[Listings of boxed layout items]
■ ■ ■ ■
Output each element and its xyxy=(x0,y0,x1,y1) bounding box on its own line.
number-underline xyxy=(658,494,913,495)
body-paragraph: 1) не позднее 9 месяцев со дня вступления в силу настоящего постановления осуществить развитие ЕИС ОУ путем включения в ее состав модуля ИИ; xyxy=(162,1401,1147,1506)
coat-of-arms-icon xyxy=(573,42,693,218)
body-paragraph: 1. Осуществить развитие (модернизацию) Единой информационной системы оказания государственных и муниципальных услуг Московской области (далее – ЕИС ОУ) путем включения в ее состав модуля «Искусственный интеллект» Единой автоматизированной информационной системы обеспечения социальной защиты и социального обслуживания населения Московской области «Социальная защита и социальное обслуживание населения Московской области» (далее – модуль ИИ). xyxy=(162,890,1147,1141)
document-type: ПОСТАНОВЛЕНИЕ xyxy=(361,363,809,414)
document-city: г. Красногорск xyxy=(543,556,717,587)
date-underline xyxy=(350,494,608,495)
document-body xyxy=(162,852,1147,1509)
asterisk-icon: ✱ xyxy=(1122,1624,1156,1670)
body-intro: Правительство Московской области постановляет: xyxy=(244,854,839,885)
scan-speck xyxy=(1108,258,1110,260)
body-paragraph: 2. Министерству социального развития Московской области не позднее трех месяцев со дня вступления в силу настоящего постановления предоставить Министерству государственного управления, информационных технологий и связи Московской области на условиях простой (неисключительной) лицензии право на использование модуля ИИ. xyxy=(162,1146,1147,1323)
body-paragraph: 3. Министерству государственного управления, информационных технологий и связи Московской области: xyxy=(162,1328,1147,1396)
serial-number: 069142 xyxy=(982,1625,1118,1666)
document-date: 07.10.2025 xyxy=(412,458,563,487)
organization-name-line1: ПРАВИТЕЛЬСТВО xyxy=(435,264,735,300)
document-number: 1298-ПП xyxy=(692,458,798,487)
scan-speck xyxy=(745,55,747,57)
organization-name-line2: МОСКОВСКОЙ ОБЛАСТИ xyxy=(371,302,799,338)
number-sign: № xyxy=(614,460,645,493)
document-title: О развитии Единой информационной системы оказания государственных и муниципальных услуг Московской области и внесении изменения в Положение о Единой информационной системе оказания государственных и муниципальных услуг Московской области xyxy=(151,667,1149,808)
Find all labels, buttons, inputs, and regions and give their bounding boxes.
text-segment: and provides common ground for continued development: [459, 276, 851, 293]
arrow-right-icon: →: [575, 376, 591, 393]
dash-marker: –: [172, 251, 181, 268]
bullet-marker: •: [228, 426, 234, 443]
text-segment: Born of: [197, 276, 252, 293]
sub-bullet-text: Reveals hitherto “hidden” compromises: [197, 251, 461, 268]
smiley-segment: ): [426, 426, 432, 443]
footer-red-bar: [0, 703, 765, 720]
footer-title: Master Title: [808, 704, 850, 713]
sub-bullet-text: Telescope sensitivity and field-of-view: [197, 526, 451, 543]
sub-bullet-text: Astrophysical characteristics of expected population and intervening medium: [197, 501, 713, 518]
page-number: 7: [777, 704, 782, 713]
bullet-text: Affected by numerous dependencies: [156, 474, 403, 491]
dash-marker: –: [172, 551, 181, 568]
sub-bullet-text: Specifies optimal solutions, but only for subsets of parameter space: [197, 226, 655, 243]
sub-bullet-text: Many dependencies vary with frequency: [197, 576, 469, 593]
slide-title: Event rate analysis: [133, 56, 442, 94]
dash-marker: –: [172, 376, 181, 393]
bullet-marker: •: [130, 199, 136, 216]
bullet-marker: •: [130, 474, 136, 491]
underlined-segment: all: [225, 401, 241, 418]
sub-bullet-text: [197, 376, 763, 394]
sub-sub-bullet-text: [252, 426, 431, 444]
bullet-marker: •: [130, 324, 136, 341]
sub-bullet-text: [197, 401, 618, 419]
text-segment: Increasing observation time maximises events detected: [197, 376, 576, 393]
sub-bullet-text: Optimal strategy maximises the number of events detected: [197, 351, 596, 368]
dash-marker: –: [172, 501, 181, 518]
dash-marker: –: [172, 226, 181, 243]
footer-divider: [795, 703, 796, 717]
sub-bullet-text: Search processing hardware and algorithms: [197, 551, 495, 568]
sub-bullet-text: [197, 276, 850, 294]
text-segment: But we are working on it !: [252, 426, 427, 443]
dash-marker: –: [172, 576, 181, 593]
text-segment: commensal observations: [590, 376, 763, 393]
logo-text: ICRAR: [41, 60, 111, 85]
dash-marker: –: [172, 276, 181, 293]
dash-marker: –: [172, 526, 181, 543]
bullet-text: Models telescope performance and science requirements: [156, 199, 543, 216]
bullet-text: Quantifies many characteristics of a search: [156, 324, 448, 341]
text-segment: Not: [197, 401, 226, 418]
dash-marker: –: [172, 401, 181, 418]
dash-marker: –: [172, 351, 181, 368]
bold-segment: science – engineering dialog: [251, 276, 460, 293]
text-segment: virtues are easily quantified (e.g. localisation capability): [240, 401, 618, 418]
■ ■ ■ ■
■ Problem statement: Edit the material from its start through the line containing "scan-speck xyxy=(1108,258,1110,260)", replacing "body-paragraph" with "text-paragraph" and leaving everything else unchanged. Return only those lines.

■ Result below:
Output each element and its xyxy=(x0,y0,x1,y1) bounding box on its own line.
number-underline xyxy=(658,494,913,495)
text-paragraph: 1) не позднее 9 месяцев со дня вступления в силу настоящего постановления осуществить развитие ЕИС ОУ путем включения в ее состав модуля ИИ; xyxy=(162,1401,1147,1506)
coat-of-arms-icon xyxy=(573,42,693,218)
text-paragraph: 1. Осуществить развитие (модернизацию) Единой информационной системы оказания государственных и муниципальных услуг Московской области (далее – ЕИС ОУ) путем включения в ее состав модуля «Искусственный интеллект» Единой автоматизированной информационной системы обеспечения социальной защиты и социального обслуживания населения Московской области «Социальная защита и социальное обслуживание населения Московской области» (далее – модуль ИИ). xyxy=(162,890,1147,1141)
document-type: ПОСТАНОВЛЕНИЕ xyxy=(361,363,809,414)
document-city: г. Красногорск xyxy=(543,556,717,587)
date-underline xyxy=(350,494,608,495)
document-body xyxy=(162,852,1147,1509)
asterisk-icon: ✱ xyxy=(1122,1624,1156,1670)
body-intro: Правительство Московской области постановляет: xyxy=(244,854,839,885)
scan-speck xyxy=(1108,258,1110,260)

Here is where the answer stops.